→ **EXERCISE DESCRIPTION**: Every entry below should be printed exactly, without its images.

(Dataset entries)
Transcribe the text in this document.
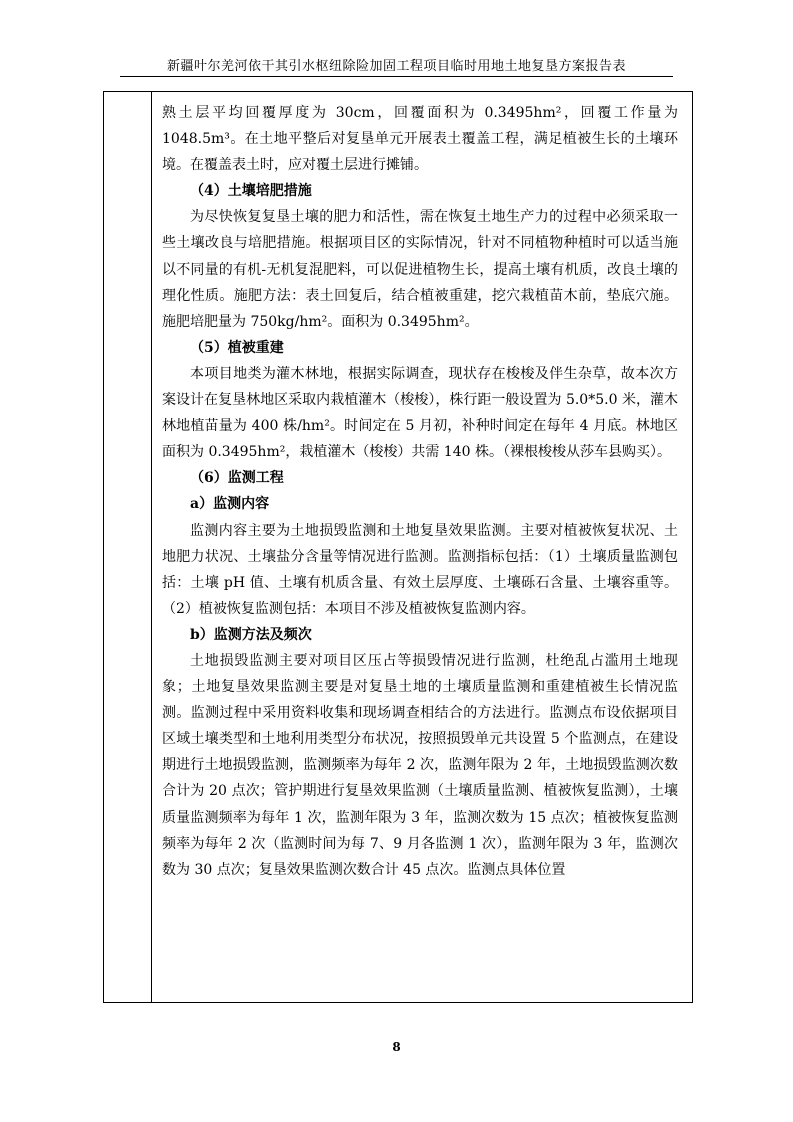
新疆叶尔羌河依干其引水枢纽除险加固工程项目临时用地土地复垦方案报告表

熟土层平均回覆厚度为 30cm，回覆面积为 0.3495hm²，回覆工作量为 1048.5m³。在土地平整后对复垦单元开展表土覆盖工程，满足植被生长的土壤环境。在覆盖表土时，应对覆土层进行摊铺。

（4）土壤培肥措施

为尽快恢复复垦土壤的肥力和活性，需在恢复土地生产力的过程中必须采取一些土壤改良与培肥措施。根据项目区的实际情况，针对不同植物种植时可以适当施以不同量的有机-无机复混肥料，可以促进植物生长，提高土壤有机质，改良土壤的理化性质。施肥方法：表土回复后，结合植被重建，挖穴栽植苗木前，垫底穴施。施肥培肥量为 750kg/hm²。面积为 0.3495hm²。

（5）植被重建

本项目地类为灌木林地，根据实际调查，现状存在梭梭及伴生杂草，故本次方案设计在复垦林地区采取内栽植灌木（梭梭），株行距一般设置为 5.0*5.0 米，灌木林地植苗量为 400 株/hm²。时间定在 5 月初，补种时间定在每年 4 月底。林地区面积为 0.3495hm²，栽植灌木（梭梭）共需 140 株。（裸根梭梭从莎车县购买）。

（6）监测工程

a）监测内容

监测内容主要为土地损毁监测和土地复垦效果监测。主要对植被恢复状况、土地肥力状况、土壤盐分含量等情况进行监测。监测指标包括：（1）土壤质量监测包括：土壤 pH 值、土壤有机质含量、有效土层厚度、土壤砾石含量、土壤容重等。（2）植被恢复监测包括：本项目不涉及植被恢复监测内容。

b）监测方法及频次

土地损毁监测主要对项目区压占等损毁情况进行监测，杜绝乱占滥用土地现象；土地复垦效果监测主要是对复垦土地的土壤质量监测和重建植被生长情况监测。监测过程中采用资料收集和现场调查相结合的方法进行。监测点布设依据项目区域土壤类型和土地利用类型分布状况，按照损毁单元共设置 5 个监测点，在建设期进行土地损毁监测，监测频率为每年 2 次，监测年限为 2 年，土地损毁监测次数合计为 20 点次；管护期进行复垦效果监测（土壤质量监测、植被恢复监测），土壤质量监测频率为每年 1 次，监测年限为 3 年，监测次数为 15 点次；植被恢复监测频率为每年 2 次（监测时间为每 7、9 月各监测 1 次），监测年限为 3 年，监测次数为 30 点次；复垦效果监测次数合计 45 点次。监测点具体位置

8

→ **TASK SOLUTION**:
Transcribe the text in this document.
新疆叶尔羌河依干其引水枢纽除险加固工程项目临时用地土地复垦方案报告表

熟土层平均回覆厚度为 30cm，回覆面积为 0.3495hm²，回覆工作量为 1048.5m³。在土地平整后对复垦单元开展表土覆盖工程，满足植被生长的土壤环境。在覆盖表土时，应对覆土层进行摊铺。

（4）土壤培肥措施

为尽快恢复复垦土壤的肥力和活性，需在恢复土地生产力的过程中必须采取一些土壤改良与培肥措施。根据项目区的实际情况，针对不同植物种植时可以适当施以不同量的有机-无机复混肥料，可以促进植物生长，提高土壤有机质，改良土壤的理化性质。施肥方法：表土回复后，结合植被重建，挖穴栽植苗木前，垫底穴施。施肥培肥量为 750kg/hm²。面积为 0.3495hm²。

（5）植被重建

本项目地类为灌木林地，根据实际调查，现状存在梭梭及伴生杂草，故本次方案设计在复垦林地区采取内栽植灌木（梭梭），株行距一般设置为 5.0*5.0 米，灌木林地植苗量为 400 株/hm²。时间定在 5 月初，补种时间定在每年 4 月底。林地区面积为 0.3495hm²，栽植灌木（梭梭）共需 140 株。（裸根梭梭从莎车县购买）。

（6）监测工程

a）监测内容

监测内容主要为土地损毁监测和土地复垦效果监测。主要对植被恢复状况、土地肥力状况、土壤盐分含量等情况进行监测。监测指标包括：（1）土壤质量监测包括：土壤 pH 值、土壤有机质含量、有效土层厚度、土壤砾石含量、土壤容重等。（2）植被恢复监测包括：本项目不涉及植被恢复监测内容。

b）监测方法及频次

土地损毁监测主要对项目区压占等损毁情况进行监测，杜绝乱占滥用土地现象；土地复垦效果监测主要是对复垦土地的土壤质量监测和重建植被生长情况监测。监测过程中采用资料收集和现场调查相结合的方法进行。监测点布设依据项目区域土壤类型和土地利用类型分布状况，按照损毁单元共设置 5 个监测点，在建设期进行土地损毁监测，监测频率为每年 2 次，监测年限为 2 年，土地损毁监测次数合计为 20 点次；管护期进行复垦效果监测（土壤质量监测、植被恢复监测），土壤质量监测频率为每年 1 次，监测年限为 3 年，监测次数为 15 点次；植被恢复监测频率为每年 2 次（监测时间为每 7、9 月各监测 1 次），监测年限为 3 年，监测次数为 30 点次；复垦效果监测次数合计 45 点次。监测点具体位置

8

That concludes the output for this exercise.